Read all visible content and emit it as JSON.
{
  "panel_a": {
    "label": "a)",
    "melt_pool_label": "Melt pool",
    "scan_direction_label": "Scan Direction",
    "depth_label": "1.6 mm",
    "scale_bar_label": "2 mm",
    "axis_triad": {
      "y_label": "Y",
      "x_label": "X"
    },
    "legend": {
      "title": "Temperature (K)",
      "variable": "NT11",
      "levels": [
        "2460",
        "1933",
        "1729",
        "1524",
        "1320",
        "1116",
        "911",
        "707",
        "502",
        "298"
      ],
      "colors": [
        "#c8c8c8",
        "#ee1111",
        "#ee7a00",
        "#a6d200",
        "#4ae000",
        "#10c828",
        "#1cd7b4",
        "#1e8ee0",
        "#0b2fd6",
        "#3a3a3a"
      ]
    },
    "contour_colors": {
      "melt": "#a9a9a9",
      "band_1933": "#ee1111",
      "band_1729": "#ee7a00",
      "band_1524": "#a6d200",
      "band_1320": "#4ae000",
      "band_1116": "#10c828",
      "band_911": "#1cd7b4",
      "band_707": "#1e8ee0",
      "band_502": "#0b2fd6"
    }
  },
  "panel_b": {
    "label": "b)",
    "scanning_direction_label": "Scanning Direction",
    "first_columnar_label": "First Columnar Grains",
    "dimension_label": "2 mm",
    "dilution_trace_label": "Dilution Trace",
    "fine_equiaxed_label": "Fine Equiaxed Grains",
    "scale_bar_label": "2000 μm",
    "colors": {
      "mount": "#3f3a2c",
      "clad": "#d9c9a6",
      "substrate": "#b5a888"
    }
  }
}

...

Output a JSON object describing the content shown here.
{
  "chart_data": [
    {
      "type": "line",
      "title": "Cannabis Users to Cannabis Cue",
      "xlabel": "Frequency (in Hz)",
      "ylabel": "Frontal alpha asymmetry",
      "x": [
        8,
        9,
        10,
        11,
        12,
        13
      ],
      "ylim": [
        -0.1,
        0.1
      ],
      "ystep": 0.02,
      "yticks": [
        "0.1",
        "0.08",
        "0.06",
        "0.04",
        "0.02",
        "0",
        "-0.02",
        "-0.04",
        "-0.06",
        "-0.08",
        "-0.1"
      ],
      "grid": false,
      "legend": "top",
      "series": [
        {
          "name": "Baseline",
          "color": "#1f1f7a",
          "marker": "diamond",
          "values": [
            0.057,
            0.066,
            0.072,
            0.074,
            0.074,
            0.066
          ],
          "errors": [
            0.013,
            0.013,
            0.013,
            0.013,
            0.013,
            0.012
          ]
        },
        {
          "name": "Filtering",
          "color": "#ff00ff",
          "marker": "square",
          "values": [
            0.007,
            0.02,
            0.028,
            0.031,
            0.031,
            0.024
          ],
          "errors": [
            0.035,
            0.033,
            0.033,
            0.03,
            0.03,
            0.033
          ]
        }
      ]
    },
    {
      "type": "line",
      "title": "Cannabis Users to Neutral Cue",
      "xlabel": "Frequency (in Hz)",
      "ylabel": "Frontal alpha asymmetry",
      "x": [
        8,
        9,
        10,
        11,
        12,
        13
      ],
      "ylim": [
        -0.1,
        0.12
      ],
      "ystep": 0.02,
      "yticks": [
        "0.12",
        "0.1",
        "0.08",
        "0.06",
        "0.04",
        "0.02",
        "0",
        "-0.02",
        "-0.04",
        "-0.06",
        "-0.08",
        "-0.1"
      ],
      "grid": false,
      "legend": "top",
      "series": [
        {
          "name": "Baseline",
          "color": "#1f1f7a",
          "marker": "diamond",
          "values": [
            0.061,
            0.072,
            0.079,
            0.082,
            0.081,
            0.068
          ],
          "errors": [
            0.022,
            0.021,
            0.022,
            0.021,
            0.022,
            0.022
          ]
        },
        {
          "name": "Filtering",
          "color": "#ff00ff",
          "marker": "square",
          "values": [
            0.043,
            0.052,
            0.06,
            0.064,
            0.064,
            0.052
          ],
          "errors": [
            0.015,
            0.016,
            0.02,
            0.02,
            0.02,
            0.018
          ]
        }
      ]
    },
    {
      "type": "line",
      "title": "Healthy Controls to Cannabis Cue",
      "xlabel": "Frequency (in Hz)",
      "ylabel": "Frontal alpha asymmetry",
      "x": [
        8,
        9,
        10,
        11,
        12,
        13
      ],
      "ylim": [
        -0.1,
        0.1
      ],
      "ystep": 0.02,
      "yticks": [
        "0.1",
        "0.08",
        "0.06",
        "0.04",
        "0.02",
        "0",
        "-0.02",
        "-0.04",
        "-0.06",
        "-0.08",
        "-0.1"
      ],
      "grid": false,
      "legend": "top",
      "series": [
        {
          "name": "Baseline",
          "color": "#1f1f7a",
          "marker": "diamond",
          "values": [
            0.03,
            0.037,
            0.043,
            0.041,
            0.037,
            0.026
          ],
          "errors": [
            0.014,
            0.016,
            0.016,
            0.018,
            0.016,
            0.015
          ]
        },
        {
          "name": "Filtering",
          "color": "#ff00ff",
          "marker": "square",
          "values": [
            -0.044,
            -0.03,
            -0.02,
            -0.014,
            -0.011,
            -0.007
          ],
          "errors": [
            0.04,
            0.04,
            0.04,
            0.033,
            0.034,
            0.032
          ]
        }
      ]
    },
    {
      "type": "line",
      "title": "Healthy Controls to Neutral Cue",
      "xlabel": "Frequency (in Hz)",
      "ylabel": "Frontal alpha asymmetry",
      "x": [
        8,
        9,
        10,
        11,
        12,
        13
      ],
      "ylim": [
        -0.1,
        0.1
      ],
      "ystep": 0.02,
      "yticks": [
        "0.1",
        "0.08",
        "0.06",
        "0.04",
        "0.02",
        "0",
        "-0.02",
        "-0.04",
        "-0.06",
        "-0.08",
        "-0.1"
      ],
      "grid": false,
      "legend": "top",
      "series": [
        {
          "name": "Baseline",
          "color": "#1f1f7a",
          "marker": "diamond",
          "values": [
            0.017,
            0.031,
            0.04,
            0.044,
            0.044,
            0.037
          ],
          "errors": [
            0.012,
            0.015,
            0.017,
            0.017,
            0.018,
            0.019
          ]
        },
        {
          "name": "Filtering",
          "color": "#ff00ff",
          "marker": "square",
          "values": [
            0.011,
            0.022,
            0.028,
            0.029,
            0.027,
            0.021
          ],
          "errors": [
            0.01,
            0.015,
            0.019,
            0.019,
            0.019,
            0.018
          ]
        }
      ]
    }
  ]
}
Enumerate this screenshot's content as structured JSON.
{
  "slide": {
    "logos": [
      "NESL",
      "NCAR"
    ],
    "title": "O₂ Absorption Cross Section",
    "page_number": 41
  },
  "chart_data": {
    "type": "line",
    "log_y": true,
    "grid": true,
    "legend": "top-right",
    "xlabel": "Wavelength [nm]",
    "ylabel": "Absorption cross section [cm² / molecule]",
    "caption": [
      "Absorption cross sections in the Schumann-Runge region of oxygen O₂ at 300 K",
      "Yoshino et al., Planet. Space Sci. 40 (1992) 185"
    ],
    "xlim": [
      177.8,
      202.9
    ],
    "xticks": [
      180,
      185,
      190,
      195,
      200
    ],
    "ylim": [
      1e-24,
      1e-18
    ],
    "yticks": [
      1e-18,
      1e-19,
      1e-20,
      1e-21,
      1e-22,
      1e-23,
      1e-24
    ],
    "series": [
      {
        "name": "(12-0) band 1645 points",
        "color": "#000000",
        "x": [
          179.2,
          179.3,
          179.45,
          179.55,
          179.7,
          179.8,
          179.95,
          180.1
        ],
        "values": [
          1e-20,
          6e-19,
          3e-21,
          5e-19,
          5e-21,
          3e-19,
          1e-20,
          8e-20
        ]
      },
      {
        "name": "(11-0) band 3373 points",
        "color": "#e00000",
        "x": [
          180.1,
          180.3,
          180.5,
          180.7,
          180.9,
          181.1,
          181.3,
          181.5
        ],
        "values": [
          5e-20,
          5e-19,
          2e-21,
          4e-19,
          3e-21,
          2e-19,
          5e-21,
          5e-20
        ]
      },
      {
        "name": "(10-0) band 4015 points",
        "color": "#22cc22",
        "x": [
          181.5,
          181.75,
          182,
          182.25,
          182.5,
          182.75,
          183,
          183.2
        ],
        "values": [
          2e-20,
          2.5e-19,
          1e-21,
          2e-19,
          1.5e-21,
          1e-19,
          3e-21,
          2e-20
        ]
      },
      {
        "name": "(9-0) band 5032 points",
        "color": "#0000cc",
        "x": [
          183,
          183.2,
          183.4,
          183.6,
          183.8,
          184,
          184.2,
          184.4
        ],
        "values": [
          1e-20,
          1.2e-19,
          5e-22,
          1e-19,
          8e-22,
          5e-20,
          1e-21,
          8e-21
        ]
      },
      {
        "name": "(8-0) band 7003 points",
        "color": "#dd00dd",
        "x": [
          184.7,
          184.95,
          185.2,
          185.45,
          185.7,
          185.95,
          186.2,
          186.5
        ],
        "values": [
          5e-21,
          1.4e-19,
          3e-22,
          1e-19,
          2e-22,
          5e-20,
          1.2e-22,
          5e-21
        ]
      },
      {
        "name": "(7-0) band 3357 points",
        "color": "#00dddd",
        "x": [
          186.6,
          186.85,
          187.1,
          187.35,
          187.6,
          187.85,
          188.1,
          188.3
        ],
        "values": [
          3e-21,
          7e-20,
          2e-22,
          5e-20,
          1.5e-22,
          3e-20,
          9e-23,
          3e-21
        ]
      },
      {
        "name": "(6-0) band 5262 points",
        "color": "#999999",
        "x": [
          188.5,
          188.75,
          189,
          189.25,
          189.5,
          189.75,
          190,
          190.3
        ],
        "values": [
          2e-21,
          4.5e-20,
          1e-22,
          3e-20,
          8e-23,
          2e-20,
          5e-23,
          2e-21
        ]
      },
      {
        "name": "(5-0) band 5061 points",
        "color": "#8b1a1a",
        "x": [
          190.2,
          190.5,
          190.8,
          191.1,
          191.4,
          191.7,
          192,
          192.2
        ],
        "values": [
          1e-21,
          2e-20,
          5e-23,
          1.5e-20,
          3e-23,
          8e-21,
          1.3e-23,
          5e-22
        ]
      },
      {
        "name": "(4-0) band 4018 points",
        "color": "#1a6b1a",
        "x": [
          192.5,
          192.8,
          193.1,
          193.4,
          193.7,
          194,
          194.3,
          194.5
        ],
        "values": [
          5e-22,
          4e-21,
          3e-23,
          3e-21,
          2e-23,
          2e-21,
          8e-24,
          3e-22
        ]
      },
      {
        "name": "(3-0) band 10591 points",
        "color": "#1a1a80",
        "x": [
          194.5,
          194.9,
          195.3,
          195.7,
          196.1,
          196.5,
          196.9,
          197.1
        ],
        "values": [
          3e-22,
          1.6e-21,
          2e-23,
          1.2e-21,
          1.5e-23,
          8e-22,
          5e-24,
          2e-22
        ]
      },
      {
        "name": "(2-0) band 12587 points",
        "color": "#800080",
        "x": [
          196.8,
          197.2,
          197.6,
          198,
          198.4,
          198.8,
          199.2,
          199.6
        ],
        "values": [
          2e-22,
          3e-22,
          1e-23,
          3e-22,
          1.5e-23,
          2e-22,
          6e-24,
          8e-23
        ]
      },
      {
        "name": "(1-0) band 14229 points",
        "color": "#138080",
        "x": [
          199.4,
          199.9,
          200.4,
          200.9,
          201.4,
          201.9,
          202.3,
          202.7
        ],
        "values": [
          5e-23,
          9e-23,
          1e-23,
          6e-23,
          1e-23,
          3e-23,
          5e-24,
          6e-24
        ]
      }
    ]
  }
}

→ **PROBLEM REQUIREMENTS**: Filter the entries and copy out every line with the word "Grains".

→ **OUTPUT FOR THIS EXERCISE**:
    "first_columnar_label": "First Columnar Grains",
    "fine_equiaxed_label": "Fine Equiaxed Grains",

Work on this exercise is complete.